- Records provided -
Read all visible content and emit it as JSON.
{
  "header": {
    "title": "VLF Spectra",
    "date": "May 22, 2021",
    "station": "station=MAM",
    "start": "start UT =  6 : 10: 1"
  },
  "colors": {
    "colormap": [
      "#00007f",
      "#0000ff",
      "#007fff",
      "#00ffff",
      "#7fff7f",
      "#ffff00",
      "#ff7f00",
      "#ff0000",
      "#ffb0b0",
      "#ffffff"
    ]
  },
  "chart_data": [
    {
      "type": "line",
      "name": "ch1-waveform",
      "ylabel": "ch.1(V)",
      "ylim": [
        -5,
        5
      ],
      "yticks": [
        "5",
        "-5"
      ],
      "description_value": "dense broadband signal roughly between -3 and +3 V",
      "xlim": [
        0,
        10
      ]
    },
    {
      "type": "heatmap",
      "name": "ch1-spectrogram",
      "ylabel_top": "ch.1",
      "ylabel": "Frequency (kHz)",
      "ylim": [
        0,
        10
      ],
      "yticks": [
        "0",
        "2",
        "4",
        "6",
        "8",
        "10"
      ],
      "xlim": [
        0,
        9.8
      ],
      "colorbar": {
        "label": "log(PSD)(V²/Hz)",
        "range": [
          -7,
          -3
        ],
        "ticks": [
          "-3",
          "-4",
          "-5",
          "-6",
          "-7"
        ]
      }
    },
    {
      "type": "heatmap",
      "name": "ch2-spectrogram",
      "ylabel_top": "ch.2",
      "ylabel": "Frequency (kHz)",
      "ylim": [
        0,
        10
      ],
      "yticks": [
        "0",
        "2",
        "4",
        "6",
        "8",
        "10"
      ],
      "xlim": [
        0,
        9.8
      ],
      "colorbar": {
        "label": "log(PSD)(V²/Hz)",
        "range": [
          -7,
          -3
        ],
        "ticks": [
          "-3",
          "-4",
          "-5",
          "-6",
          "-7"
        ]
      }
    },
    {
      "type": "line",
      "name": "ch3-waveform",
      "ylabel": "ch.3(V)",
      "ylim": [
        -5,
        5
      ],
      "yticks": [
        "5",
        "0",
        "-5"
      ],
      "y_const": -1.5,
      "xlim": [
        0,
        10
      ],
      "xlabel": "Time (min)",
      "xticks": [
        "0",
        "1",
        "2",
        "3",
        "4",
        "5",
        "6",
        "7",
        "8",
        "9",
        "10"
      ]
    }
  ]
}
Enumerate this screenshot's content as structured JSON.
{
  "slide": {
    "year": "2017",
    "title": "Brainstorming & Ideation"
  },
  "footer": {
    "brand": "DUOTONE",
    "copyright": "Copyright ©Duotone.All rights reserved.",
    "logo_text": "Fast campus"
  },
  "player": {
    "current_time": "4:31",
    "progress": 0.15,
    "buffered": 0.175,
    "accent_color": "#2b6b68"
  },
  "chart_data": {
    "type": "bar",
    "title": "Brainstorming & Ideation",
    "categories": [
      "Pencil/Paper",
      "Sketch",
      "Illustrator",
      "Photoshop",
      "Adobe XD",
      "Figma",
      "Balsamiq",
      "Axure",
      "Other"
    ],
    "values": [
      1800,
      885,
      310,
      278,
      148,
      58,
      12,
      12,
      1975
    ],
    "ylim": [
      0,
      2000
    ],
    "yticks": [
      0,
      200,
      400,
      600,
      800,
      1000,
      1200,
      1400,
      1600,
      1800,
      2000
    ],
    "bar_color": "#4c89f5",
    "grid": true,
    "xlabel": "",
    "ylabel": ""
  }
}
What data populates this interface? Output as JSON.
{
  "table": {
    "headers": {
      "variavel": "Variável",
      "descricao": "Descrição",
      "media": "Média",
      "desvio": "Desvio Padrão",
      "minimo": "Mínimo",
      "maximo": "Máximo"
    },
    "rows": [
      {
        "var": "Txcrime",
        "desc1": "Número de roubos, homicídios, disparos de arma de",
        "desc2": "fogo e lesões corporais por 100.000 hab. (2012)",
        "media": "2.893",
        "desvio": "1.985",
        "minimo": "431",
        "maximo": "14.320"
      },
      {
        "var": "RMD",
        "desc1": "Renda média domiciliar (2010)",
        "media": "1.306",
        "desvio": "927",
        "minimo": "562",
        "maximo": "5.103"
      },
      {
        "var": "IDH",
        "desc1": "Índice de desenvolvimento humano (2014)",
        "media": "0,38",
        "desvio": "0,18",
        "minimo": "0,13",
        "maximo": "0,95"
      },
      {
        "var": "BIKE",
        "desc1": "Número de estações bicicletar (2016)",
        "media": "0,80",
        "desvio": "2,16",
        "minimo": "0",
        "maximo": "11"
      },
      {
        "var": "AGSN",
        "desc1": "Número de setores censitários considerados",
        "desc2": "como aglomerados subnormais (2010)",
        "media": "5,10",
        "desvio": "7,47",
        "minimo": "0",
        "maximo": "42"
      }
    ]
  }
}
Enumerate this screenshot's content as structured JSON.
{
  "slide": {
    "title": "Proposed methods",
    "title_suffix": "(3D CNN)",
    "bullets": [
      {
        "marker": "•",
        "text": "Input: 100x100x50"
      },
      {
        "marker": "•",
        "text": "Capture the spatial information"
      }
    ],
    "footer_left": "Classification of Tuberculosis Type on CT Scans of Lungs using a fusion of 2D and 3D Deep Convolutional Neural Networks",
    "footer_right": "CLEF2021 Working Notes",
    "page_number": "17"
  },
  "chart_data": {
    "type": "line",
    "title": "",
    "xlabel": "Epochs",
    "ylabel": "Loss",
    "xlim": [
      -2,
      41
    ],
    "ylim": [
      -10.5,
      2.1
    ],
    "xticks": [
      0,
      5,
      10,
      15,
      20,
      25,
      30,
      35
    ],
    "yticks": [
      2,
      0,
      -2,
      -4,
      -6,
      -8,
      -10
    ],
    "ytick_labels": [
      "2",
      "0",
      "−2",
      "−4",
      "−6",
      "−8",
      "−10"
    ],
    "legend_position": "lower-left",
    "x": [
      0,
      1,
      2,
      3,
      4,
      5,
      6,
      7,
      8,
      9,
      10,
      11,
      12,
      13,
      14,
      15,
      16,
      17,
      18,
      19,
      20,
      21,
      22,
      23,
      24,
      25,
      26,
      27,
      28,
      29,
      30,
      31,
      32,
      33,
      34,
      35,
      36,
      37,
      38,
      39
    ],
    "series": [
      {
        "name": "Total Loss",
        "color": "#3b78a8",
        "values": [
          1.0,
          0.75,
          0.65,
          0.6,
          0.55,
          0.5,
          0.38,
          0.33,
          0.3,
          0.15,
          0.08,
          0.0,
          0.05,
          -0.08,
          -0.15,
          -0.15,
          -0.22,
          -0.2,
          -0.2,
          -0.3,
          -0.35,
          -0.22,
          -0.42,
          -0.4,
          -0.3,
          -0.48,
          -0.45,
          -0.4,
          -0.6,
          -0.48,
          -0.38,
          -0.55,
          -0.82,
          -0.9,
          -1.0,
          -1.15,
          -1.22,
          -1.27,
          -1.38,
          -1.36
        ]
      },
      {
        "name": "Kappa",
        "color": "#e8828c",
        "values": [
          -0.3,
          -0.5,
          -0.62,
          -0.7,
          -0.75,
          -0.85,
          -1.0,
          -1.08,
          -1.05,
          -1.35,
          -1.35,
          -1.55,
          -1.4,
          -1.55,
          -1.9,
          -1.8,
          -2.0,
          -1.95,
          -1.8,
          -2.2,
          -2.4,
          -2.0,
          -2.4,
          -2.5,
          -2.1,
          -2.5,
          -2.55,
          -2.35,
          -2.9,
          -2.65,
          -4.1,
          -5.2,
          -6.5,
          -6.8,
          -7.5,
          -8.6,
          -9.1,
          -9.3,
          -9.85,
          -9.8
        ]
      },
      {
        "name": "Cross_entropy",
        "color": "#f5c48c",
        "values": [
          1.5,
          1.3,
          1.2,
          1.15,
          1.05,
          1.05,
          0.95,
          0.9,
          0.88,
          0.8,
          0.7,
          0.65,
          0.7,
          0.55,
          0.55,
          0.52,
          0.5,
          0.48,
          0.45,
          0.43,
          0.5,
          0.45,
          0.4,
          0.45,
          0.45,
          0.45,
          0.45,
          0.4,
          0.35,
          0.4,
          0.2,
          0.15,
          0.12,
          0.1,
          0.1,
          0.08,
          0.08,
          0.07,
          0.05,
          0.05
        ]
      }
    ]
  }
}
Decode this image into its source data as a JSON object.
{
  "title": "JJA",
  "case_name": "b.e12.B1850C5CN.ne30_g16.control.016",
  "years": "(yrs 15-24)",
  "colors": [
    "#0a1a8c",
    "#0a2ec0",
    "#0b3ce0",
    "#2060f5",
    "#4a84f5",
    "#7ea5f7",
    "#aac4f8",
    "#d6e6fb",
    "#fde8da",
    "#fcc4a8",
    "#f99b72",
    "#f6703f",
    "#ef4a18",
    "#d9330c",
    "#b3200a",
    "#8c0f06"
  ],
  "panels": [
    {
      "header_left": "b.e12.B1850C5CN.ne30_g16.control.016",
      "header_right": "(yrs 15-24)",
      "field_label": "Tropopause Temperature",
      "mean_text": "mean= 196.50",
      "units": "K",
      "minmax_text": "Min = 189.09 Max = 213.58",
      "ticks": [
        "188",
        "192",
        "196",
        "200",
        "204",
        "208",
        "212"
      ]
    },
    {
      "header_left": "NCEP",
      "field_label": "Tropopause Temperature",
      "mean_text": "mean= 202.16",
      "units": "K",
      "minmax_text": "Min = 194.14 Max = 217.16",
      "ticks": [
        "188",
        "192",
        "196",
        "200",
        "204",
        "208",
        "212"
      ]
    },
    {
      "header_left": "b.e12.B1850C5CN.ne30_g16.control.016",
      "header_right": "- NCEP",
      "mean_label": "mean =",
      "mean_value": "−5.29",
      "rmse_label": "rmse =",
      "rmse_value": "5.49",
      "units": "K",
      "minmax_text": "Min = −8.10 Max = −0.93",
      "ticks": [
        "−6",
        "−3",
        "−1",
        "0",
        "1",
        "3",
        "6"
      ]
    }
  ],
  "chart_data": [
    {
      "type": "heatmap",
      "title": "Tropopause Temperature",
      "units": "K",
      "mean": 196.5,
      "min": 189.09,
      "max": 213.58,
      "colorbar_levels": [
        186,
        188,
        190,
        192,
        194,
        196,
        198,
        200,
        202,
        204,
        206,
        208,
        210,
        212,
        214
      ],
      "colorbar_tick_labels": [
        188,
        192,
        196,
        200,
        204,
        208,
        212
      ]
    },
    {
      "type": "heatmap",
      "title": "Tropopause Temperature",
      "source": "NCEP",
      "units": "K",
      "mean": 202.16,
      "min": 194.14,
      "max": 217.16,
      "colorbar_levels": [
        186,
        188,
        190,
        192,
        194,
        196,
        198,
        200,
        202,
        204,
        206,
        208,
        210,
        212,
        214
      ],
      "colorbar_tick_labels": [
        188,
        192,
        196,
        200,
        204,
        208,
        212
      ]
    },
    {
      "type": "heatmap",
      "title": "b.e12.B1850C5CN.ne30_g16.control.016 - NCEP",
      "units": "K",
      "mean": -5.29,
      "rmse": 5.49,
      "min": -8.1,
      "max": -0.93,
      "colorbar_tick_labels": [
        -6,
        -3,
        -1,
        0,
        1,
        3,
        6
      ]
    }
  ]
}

- Exercise aim -
Copy each line of the records above that carries the word "media".

- Expected output -
      "media": "Média",
        "media": "2.893",
        "media": "1.306",
        "media": "0,38",
        "media": "0,80",
        "media": "5,10",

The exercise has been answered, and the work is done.